## EXERCISE
Go through the records and give each one again exactly.

## TASK DATA

——

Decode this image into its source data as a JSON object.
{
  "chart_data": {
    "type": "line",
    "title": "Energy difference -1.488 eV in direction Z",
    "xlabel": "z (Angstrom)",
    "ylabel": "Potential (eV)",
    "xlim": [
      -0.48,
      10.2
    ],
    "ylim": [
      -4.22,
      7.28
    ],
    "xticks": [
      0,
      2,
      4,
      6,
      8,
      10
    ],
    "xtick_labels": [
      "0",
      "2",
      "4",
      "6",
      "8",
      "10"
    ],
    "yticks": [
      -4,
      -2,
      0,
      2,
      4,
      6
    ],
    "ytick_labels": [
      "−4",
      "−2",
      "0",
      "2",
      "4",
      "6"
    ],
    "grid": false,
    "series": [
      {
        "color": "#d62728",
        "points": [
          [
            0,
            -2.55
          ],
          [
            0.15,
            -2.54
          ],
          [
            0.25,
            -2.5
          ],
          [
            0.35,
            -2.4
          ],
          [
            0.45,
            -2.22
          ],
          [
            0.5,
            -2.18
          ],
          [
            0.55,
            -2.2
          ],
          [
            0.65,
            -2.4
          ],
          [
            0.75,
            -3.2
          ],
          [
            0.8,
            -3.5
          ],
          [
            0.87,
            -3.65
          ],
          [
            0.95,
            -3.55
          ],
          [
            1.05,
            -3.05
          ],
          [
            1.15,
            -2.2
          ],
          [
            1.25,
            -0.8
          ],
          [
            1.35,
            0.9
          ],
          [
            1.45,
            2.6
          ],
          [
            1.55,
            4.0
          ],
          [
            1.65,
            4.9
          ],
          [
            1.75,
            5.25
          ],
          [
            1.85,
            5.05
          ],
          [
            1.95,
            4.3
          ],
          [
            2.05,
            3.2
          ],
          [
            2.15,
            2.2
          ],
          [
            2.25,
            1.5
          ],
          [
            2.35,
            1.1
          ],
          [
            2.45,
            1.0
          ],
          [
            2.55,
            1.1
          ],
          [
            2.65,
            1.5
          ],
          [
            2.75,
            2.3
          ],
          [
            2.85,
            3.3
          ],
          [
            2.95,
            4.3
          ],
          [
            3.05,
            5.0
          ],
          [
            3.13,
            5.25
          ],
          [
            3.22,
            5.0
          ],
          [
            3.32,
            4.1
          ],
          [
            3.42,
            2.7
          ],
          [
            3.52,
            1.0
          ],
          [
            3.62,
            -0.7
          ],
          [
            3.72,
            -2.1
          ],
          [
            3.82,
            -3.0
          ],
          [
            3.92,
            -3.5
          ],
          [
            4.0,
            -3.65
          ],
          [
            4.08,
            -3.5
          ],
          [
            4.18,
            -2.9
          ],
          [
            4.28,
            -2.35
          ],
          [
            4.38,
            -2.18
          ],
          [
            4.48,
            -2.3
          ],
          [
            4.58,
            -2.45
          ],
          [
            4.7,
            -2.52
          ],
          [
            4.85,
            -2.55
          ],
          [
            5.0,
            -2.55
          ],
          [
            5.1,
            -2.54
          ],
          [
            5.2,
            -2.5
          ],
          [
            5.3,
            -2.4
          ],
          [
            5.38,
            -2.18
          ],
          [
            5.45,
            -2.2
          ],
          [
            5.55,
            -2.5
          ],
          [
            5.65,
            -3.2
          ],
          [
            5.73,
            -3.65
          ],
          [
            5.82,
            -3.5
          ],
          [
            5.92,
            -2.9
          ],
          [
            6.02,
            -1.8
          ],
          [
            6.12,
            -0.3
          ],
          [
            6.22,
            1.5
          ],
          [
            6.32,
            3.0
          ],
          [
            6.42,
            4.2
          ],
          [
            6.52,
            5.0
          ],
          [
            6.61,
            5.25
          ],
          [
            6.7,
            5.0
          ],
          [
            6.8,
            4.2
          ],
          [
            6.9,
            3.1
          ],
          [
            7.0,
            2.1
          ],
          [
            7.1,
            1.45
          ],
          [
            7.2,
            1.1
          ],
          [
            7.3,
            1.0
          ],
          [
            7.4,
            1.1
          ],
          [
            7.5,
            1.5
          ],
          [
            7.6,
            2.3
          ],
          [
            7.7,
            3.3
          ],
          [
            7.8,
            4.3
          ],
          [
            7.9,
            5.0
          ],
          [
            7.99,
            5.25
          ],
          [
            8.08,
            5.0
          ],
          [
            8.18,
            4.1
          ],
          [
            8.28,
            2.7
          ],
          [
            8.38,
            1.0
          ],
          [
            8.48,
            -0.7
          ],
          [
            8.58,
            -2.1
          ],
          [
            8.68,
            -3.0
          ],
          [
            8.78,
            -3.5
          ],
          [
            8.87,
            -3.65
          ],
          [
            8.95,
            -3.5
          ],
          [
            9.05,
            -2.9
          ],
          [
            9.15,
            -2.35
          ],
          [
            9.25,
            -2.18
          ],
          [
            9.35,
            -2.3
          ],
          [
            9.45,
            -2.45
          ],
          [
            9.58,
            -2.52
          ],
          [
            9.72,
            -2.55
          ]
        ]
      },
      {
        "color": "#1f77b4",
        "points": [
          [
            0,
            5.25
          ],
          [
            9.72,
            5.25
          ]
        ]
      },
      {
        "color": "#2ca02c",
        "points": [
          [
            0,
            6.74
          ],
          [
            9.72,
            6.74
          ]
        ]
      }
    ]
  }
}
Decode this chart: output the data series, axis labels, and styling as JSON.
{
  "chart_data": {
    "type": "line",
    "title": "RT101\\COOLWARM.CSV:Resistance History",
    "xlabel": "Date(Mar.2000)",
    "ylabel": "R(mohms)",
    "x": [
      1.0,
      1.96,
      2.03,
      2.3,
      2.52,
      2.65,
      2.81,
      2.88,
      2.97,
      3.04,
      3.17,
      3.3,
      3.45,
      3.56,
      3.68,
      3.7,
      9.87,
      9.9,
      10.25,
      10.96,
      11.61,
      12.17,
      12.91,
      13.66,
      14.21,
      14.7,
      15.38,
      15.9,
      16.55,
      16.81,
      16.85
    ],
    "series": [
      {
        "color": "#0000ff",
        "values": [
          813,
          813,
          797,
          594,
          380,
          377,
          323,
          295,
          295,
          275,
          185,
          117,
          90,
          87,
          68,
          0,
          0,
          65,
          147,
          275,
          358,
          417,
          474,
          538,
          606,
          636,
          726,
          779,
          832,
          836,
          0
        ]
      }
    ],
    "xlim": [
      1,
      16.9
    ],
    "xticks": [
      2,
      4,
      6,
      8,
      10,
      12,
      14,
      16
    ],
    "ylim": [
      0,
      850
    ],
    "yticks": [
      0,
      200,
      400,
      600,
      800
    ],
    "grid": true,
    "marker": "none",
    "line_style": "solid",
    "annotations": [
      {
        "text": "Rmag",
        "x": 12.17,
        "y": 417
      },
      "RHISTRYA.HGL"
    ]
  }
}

——

## RESULT FOR THIS EXERCISE
Decode this image into its source data as a JSON object.
{
  "chart_data": {
    "type": "line",
    "title": "Energy difference -1.488 eV in direction Z",
    "xlabel": "z (Angstrom)",
    "ylabel": "Potential (eV)",
    "xlim": [
      -0.48,
      10.2
    ],
    "ylim": [
      -4.22,
      7.28
    ],
    "xticks": [
      0,
      2,
      4,
      6,
      8,
      10
    ],
    "xtick_labels": [
      "0",
      "2",
      "4",
      "6",
      "8",
      "10"
    ],
    "yticks": [
      -4,
      -2,
      0,
      2,
      4,
      6
    ],
    "ytick_labels": [
      "−4",
      "−2",
      "0",
      "2",
      "4",
      "6"
    ],
    "grid": false,
    "series": [
      {
        "color": "#d62728",
        "points": [
          [
            0,
            -2.55
          ],
          [
            0.15,
            -2.54
          ],
          [
            0.25,
            -2.5
          ],
          [
            0.35,
            -2.4
          ],
          [
            0.45,
            -2.22
          ],
          [
            0.5,
            -2.18
          ],
          [
            0.55,
            -2.2
          ],
          [
            0.65,
            -2.4
          ],
          [
            0.75,
            -3.2
          ],
          [
            0.8,
            -3.5
          ],
          [
            0.87,
            -3.65
          ],
          [
            0.95,
            -3.55
          ],
          [
            1.05,
            -3.05
          ],
          [
            1.15,
            -2.2
          ],
          [
            1.25,
            -0.8
          ],
          [
            1.35,
            0.9
          ],
          [
            1.45,
            2.6
          ],
          [
            1.55,
            4.0
          ],
          [
            1.65,
            4.9
          ],
          [
            1.75,
            5.25
          ],
          [
            1.85,
            5.05
          ],
          [
            1.95,
            4.3
          ],
          [
            2.05,
            3.2
          ],
          [
            2.15,
            2.2
          ],
          [
            2.25,
            1.5
          ],
          [
            2.35,
            1.1
          ],
          [
            2.45,
            1.0
          ],
          [
            2.55,
            1.1
          ],
          [
            2.65,
            1.5
          ],
          [
            2.75,
            2.3
          ],
          [
            2.85,
            3.3
          ],
          [
            2.95,
            4.3
          ],
          [
            3.05,
            5.0
          ],
          [
            3.13,
            5.25
          ],
          [
            3.22,
            5.0
          ],
          [
            3.32,
            4.1
          ],
          [
            3.42,
            2.7
          ],
          [
            3.52,
            1.0
          ],
          [
            3.62,
            -0.7
          ],
          [
            3.72,
            -2.1
          ],
          [
            3.82,
            -3.0
          ],
          [
            3.92,
            -3.5
          ],
          [
            4.0,
            -3.65
          ],
          [
            4.08,
            -3.5
          ],
          [
            4.18,
            -2.9
          ],
          [
            4.28,
            -2.35
          ],
          [
            4.38,
            -2.18
          ],
          [
            4.48,
            -2.3
          ],
          [
            4.58,
            -2.45
          ],
          [
            4.7,
            -2.52
          ],
          [
            4.85,
            -2.55
          ],
          [
            5.0,
            -2.55
          ],
          [
            5.1,
            -2.54
          ],
          [
            5.2,
            -2.5
          ],
          [
            5.3,
            -2.4
          ],
          [
            5.38,
            -2.18
          ],
          [
            5.45,
            -2.2
          ],
          [
            5.55,
            -2.5
          ],
          [
            5.65,
            -3.2
          ],
          [
            5.73,
            -3.65
          ],
          [
            5.82,
            -3.5
          ],
          [
            5.92,
            -2.9
          ],
          [
            6.02,
            -1.8
          ],
          [
            6.12,
            -0.3
          ],
          [
            6.22,
            1.5
          ],
          [
            6.32,
            3.0
          ],
          [
            6.42,
            4.2
          ],
          [
            6.52,
            5.0
          ],
          [
            6.61,
            5.25
          ],
          [
            6.7,
            5.0
          ],
          [
            6.8,
            4.2
          ],
          [
            6.9,
            3.1
          ],
          [
            7.0,
            2.1
          ],
          [
            7.1,
            1.45
          ],
          [
            7.2,
            1.1
          ],
          [
            7.3,
            1.0
          ],
          [
            7.4,
            1.1
          ],
          [
            7.5,
            1.5
          ],
          [
            7.6,
            2.3
          ],
          [
            7.7,
            3.3
          ],
          [
            7.8,
            4.3
          ],
          [
            7.9,
            5.0
          ],
          [
            7.99,
            5.25
          ],
          [
            8.08,
            5.0
          ],
          [
            8.18,
            4.1
          ],
          [
            8.28,
            2.7
          ],
          [
            8.38,
            1.0
          ],
          [
            8.48,
            -0.7
          ],
          [
            8.58,
            -2.1
          ],
          [
            8.68,
            -3.0
          ],
          [
            8.78,
            -3.5
          ],
          [
            8.87,
            -3.65
          ],
          [
            8.95,
            -3.5
          ],
          [
            9.05,
            -2.9
          ],
          [
            9.15,
            -2.35
          ],
          [
            9.25,
            -2.18
          ],
          [
            9.35,
            -2.3
          ],
          [
            9.45,
            -2.45
          ],
          [
            9.58,
            -2.52
          ],
          [
            9.72,
            -2.55
          ]
        ]
      },
      {
        "color": "#1f77b4",
        "points": [
          [
            0,
            5.25
          ],
          [
            9.72,
            5.25
          ]
        ]
      },
      {
        "color": "#2ca02c",
        "points": [
          [
            0,
            6.74
          ],
          [
            9.72,
            6.74
          ]
        ]
      }
    ]
  }
}
Decode this chart: output the data series, axis labels, and styling as JSON.
{
  "chart_data": {
    "type": "line",
    "title": "RT101\\COOLWARM.CSV:Resistance History",
    "xlabel": "Date(Mar.2000)",
    "ylabel": "R(mohms)",
    "x": [
      1.0,
      1.96,
      2.03,
      2.3,
      2.52,
      2.65,
      2.81,
      2.88,
      2.97,
      3.04,
      3.17,
      3.3,
      3.45,
      3.56,
      3.68,
      3.7,
      9.87,
      9.9,
      10.25,
      10.96,
      11.61,
      12.17,
      12.91,
      13.66,
      14.21,
      14.7,
      15.38,
      15.9,
      16.55,
      16.81,
      16.85
    ],
    "series": [
      {
        "color": "#0000ff",
        "values": [
          813,
          813,
          797,
          594,
          380,
          377,
          323,
          295,
          295,
          275,
          185,
          117,
          90,
          87,
          68,
          0,
          0,
          65,
          147,
          275,
          358,
          417,
          474,
          538,
          606,
          636,
          726,
          779,
          832,
          836,
          0
        ]
      }
    ],
    "xlim": [
      1,
      16.9
    ],
    "xticks": [
      2,
      4,
      6,
      8,
      10,
      12,
      14,
      16
    ],
    "ylim": [
      0,
      850
    ],
    "yticks": [
      0,
      200,
      400,
      600,
      800
    ],
    "grid": true,
    "marker": "none",
    "line_style": "solid",
    "annotations": [
      {
        "text": "Rmag",
        "x": 12.17,
        "y": 417
      },
      "RHISTRYA.HGL"
    ]
  }
}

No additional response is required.